[Start DATA]

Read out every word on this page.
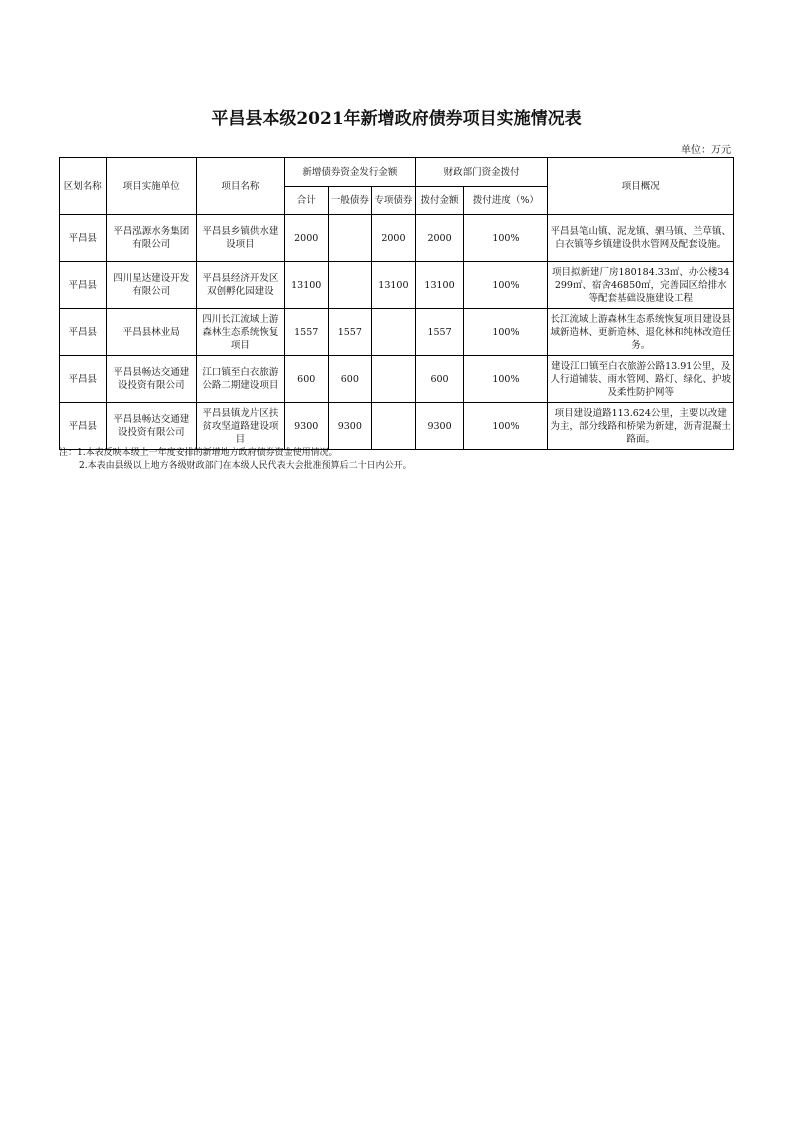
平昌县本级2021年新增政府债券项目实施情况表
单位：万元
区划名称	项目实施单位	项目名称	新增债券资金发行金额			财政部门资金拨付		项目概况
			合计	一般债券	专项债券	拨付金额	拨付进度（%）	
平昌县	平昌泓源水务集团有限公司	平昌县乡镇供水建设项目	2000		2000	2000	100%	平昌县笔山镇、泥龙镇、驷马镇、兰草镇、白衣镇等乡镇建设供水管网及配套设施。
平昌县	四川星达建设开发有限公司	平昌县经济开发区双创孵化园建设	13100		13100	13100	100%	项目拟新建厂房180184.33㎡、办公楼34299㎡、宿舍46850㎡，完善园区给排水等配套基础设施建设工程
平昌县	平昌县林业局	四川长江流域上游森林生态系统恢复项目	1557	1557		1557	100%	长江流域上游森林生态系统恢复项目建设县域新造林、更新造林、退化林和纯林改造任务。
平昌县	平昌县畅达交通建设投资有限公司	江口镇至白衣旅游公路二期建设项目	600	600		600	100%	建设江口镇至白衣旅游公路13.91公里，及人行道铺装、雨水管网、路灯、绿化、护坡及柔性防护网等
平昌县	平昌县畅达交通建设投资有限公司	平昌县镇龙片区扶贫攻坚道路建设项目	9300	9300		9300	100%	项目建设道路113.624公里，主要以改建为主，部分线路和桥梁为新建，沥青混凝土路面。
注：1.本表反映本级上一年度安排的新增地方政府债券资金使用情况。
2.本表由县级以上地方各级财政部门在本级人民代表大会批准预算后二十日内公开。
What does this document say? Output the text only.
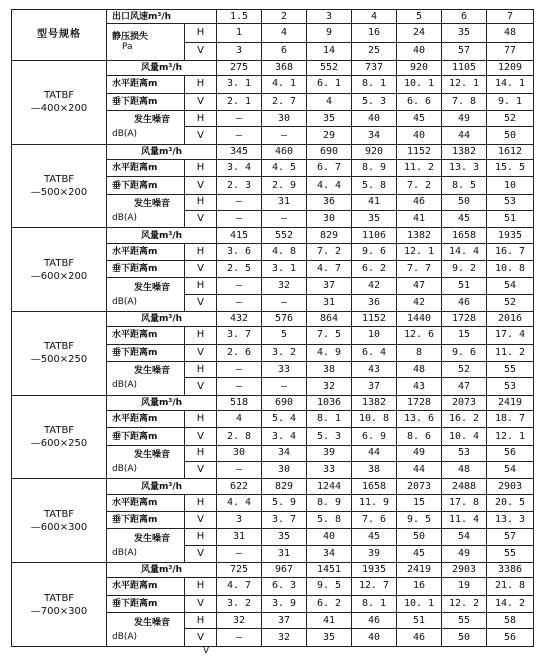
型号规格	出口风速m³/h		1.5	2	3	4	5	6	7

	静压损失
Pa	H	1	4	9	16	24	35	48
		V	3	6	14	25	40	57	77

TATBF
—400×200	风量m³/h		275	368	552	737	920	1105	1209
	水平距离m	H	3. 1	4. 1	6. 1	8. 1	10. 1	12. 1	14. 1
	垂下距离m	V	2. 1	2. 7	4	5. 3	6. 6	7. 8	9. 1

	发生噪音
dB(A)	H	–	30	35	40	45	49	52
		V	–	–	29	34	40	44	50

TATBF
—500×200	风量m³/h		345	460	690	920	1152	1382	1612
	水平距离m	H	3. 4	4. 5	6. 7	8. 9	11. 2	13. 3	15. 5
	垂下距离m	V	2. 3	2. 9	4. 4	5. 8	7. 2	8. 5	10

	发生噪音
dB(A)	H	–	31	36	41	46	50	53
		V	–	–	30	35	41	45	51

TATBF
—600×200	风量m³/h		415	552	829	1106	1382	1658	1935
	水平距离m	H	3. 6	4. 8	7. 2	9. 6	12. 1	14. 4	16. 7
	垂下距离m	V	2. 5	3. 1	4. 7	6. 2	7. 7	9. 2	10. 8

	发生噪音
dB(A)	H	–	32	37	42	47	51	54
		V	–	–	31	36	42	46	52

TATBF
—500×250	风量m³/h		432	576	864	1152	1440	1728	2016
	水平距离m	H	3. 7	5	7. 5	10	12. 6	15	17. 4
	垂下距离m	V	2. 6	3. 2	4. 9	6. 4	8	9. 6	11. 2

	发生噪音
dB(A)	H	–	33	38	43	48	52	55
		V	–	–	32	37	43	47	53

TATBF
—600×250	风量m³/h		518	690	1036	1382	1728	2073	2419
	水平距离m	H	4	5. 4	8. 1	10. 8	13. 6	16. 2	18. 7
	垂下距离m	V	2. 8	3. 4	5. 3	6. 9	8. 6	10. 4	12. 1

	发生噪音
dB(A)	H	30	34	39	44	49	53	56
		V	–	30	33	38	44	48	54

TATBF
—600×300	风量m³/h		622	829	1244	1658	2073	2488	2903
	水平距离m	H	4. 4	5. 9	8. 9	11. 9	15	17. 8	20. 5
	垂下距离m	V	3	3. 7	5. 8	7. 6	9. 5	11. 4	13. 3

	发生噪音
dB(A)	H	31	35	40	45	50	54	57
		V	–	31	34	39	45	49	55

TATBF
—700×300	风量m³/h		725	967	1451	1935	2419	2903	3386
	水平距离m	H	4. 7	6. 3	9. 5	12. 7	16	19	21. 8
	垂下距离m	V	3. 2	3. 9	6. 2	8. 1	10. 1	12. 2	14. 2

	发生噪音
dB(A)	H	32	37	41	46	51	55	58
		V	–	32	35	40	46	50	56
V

[End DATA]
[Start DATA]

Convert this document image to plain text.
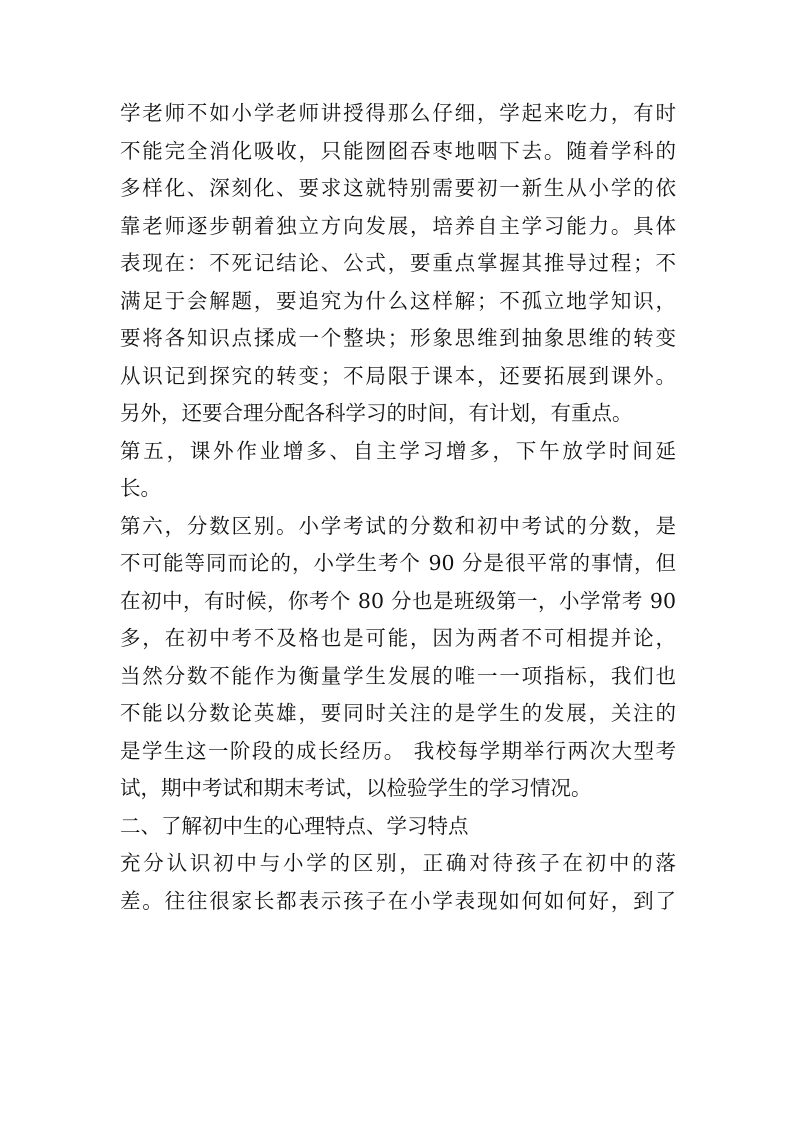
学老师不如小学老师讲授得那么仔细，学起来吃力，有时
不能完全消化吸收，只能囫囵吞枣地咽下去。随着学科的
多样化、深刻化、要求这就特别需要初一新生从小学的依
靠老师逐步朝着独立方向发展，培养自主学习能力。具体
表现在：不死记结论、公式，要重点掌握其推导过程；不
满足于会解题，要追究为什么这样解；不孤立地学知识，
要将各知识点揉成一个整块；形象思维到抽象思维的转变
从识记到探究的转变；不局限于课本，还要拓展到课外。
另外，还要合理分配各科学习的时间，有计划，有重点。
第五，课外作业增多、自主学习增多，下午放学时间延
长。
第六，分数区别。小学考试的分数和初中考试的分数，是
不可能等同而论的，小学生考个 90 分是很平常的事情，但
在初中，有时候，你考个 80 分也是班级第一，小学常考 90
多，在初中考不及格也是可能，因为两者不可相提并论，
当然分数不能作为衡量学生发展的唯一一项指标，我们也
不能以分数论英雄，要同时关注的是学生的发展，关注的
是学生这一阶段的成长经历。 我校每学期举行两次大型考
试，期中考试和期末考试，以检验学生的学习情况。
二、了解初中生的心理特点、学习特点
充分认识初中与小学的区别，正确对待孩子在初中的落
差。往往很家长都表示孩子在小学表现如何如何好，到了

[End DATA]

- [PROBLEM REQUIREMENTS]: Report only the count of lines that include the string "text".

- [THE COMPLETED TASK]: 2